■ **SHORT TASK**:
Output the full listing word for word.

··· INPUT MATERIAL ···

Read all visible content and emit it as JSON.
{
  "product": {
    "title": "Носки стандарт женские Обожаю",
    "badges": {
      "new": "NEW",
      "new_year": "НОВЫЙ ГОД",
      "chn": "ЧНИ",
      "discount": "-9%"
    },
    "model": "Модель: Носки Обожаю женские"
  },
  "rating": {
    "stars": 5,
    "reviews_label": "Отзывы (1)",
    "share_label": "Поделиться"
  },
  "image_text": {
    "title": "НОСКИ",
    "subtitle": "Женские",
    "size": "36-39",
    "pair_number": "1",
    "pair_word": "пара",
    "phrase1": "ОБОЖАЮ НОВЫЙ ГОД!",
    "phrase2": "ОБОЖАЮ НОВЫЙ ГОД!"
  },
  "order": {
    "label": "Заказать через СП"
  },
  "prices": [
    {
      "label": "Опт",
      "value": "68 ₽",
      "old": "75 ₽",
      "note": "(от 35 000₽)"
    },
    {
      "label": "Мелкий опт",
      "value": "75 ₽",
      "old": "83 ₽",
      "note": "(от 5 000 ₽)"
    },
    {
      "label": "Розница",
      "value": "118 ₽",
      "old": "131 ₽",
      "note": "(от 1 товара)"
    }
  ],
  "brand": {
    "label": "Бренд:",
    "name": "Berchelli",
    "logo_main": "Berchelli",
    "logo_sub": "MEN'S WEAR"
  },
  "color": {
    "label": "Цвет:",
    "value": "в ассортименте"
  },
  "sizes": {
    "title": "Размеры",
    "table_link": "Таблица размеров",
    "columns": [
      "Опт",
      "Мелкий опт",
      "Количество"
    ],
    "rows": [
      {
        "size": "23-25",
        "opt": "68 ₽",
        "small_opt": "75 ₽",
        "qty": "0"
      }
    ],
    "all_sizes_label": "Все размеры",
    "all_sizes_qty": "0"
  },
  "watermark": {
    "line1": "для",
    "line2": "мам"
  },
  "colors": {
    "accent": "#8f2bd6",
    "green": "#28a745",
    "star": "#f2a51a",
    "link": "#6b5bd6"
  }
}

···

■ **THE ANSWER**:
Read all visible content and emit it as JSON.
{
  "product": {
    "title": "Носки стандарт женские Обожаю",
    "badges": {
      "new": "NEW",
      "new_year": "НОВЫЙ ГОД",
      "chn": "ЧНИ",
      "discount": "-9%"
    },
    "model": "Модель: Носки Обожаю женские"
  },
  "rating": {
    "stars": 5,
    "reviews_label": "Отзывы (1)",
    "share_label": "Поделиться"
  },
  "image_text": {
    "title": "НОСКИ",
    "subtitle": "Женские",
    "size": "36-39",
    "pair_number": "1",
    "pair_word": "пара",
    "phrase1": "ОБОЖАЮ НОВЫЙ ГОД!",
    "phrase2": "ОБОЖАЮ НОВЫЙ ГОД!"
  },
  "order": {
    "label": "Заказать через СП"
  },
  "prices": [
    {
      "label": "Опт",
      "value": "68 ₽",
      "old": "75 ₽",
      "note": "(от 35 000₽)"
    },
    {
      "label": "Мелкий опт",
      "value": "75 ₽",
      "old": "83 ₽",
      "note": "(от 5 000 ₽)"
    },
    {
      "label": "Розница",
      "value": "118 ₽",
      "old": "131 ₽",
      "note": "(от 1 товара)"
    }
  ],
  "brand": {
    "label": "Бренд:",
    "name": "Berchelli",
    "logo_main": "Berchelli",
    "logo_sub": "MEN'S WEAR"
  },
  "color": {
    "label": "Цвет:",
    "value": "в ассортименте"
  },
  "sizes": {
    "title": "Размеры",
    "table_link": "Таблица размеров",
    "columns": [
      "Опт",
      "Мелкий опт",
      "Количество"
    ],
    "rows": [
      {
        "size": "23-25",
        "opt": "68 ₽",
        "small_opt": "75 ₽",
        "qty": "0"
      }
    ],
    "all_sizes_label": "Все размеры",
    "all_sizes_qty": "0"
  },
  "watermark": {
    "line1": "для",
    "line2": "мам"
  },
  "colors": {
    "accent": "#8f2bd6",
    "green": "#28a745",
    "star": "#f2a51a",
    "link": "#6b5bd6"
  }
}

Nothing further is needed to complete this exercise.